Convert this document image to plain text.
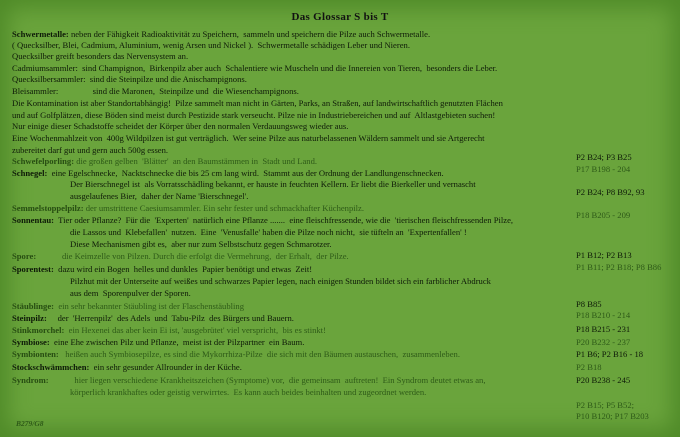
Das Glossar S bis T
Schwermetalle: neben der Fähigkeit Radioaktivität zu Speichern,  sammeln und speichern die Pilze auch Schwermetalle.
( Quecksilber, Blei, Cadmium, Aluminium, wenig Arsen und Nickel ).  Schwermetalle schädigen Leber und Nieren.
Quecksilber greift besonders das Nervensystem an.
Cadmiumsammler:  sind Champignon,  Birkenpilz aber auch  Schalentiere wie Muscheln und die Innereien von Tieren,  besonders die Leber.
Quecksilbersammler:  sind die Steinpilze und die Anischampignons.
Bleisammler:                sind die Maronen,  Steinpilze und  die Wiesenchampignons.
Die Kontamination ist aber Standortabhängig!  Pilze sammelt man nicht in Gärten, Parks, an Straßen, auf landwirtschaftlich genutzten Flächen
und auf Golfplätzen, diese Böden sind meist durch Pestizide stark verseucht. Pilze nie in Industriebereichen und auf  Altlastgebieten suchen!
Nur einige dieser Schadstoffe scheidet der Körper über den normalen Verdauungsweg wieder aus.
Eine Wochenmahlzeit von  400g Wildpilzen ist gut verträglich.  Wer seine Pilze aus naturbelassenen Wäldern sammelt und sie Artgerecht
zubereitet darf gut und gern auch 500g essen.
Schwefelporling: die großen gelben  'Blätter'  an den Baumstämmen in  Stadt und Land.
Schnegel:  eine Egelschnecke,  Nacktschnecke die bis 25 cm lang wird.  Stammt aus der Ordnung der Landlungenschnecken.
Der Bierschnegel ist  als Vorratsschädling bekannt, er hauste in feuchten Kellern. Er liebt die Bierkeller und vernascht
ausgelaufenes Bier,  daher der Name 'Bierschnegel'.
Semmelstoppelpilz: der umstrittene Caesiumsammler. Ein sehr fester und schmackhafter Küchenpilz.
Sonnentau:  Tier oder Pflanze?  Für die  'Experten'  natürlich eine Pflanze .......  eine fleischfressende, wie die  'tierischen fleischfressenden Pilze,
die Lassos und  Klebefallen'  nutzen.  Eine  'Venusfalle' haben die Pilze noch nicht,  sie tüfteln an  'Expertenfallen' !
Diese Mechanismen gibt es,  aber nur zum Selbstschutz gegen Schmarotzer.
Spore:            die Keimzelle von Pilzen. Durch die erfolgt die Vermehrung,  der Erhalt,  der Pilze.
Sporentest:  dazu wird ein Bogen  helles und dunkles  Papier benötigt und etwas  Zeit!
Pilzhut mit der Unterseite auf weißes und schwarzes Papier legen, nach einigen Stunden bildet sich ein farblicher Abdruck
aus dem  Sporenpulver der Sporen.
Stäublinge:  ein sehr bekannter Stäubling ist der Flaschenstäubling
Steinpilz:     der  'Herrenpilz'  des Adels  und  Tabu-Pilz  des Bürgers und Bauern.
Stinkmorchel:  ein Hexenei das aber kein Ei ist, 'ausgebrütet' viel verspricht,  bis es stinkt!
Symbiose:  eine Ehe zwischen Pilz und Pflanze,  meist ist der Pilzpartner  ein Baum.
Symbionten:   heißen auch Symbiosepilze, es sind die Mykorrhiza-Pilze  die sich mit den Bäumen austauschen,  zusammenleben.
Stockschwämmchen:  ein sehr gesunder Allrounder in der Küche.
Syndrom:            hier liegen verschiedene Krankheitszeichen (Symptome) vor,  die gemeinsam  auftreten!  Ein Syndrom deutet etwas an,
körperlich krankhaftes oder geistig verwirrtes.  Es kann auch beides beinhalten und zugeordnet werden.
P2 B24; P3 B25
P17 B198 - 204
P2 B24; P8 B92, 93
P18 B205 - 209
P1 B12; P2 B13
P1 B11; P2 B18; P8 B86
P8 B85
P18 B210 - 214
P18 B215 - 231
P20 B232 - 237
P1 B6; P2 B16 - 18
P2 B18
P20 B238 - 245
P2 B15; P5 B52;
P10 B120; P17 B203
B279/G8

▸ Exercise description: Copy out the lines that hold "sammelt".

▸ Solution:
Die Kontamination ist aber Standortabhängig!  Pilze sammelt man nicht in Gärten, Parks, an Straßen, auf landwirtschaftlich genutzten Flächen
Eine Wochenmahlzeit von  400g Wildpilzen ist gut verträglich.  Wer seine Pilze aus naturbelassenen Wäldern sammelt und sie Artgerecht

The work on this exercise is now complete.